[Begin Listed records]

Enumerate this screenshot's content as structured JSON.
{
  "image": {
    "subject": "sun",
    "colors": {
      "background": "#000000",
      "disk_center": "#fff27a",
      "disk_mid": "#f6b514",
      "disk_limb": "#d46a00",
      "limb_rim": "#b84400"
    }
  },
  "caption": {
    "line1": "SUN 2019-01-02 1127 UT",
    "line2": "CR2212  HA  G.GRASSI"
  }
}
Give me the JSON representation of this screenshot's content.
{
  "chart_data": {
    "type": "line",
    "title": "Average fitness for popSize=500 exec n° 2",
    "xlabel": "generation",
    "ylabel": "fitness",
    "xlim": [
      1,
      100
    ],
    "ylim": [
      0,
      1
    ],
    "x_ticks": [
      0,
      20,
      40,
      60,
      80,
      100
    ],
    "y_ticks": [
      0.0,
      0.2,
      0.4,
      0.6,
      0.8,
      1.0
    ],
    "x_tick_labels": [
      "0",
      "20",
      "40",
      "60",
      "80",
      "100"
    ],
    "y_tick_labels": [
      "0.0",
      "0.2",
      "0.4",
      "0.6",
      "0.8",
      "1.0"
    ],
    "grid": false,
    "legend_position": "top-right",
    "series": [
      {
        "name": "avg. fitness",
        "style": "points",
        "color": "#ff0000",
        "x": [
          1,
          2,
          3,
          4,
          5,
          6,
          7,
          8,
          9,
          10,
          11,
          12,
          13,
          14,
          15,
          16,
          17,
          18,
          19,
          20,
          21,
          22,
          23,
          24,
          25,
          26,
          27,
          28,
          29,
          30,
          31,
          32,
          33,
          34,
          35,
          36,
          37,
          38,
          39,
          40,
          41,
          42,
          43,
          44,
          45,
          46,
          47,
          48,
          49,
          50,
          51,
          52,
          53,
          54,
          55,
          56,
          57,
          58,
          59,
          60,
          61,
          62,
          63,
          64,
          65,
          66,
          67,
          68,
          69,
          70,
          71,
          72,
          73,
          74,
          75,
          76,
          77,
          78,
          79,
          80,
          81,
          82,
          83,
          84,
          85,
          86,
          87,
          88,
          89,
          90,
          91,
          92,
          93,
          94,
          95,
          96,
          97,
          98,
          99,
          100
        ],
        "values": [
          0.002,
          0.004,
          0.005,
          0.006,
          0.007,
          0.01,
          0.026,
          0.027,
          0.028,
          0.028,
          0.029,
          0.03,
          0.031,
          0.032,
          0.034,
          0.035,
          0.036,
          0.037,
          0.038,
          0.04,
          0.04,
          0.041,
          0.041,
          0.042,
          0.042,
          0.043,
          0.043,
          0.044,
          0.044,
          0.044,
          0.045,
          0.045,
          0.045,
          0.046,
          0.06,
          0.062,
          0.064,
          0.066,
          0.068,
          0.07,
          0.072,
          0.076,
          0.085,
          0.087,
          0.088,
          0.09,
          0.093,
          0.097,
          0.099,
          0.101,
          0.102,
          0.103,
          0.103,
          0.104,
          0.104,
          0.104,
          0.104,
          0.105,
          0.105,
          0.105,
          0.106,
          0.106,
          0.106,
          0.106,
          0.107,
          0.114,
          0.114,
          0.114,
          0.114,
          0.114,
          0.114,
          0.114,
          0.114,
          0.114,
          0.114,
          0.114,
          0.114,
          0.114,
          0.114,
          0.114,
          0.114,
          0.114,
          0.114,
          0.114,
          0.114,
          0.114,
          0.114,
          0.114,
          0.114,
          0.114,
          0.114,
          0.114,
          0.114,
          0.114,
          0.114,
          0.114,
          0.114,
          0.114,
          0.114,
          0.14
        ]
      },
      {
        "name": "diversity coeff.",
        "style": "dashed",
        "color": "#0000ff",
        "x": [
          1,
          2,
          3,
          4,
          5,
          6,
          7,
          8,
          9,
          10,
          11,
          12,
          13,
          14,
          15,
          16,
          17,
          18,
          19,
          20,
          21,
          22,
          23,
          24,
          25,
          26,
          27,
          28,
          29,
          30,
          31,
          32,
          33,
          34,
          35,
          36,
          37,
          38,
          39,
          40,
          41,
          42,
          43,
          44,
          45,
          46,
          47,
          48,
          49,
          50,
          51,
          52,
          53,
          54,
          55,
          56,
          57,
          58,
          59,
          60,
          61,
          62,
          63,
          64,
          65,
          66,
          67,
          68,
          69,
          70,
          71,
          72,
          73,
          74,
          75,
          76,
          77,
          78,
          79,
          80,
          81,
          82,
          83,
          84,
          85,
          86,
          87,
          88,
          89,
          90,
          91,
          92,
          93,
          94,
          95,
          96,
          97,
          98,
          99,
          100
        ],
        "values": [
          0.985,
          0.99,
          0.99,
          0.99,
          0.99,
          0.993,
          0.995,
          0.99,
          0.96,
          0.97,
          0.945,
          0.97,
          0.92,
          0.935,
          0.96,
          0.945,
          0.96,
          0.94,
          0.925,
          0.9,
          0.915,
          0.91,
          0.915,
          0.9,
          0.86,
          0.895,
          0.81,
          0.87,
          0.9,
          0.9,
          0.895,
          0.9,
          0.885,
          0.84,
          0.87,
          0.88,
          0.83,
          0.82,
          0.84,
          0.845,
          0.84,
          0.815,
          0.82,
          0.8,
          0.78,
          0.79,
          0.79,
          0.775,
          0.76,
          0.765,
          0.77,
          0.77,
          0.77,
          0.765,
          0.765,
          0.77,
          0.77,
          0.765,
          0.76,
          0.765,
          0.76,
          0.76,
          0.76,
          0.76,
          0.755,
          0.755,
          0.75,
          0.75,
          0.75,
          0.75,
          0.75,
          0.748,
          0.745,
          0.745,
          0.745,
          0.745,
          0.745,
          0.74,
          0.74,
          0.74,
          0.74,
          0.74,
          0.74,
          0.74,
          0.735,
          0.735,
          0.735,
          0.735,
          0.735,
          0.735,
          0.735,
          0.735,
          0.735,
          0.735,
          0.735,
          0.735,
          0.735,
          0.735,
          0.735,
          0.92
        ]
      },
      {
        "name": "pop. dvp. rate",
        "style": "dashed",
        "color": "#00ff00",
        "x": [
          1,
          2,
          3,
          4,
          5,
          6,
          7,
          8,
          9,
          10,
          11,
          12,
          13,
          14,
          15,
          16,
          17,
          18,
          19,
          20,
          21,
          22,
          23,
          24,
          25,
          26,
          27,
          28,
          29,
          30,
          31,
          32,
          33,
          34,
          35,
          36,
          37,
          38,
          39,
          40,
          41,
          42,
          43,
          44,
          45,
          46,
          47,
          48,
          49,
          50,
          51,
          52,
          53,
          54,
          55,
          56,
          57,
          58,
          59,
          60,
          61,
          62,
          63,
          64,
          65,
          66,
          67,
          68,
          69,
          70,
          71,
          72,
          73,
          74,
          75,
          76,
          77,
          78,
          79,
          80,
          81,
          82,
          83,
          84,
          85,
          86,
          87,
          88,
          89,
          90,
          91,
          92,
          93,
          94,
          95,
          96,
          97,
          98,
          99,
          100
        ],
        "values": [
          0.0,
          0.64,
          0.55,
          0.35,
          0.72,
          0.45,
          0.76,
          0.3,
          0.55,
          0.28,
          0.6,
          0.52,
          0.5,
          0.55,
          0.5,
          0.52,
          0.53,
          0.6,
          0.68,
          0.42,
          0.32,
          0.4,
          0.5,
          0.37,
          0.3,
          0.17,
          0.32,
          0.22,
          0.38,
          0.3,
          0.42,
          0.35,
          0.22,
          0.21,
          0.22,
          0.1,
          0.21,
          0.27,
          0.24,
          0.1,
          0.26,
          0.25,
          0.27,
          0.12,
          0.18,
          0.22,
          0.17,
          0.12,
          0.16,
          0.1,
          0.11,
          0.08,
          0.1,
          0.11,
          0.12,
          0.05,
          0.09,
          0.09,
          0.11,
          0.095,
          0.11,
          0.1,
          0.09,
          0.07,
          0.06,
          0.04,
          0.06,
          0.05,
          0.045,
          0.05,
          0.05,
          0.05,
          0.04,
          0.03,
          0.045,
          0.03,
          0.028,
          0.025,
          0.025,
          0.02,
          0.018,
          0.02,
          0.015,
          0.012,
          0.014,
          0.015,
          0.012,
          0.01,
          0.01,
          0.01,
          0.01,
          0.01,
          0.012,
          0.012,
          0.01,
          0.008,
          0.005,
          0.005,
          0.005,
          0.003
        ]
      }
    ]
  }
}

[End Listed records]

Find "fitness". Copy every line it occurs in.

Problem solution.
    "title": "Average fitness for popSize=500 exec n° 2",
    "ylabel": "fitness",
        "name": "avg. fitness",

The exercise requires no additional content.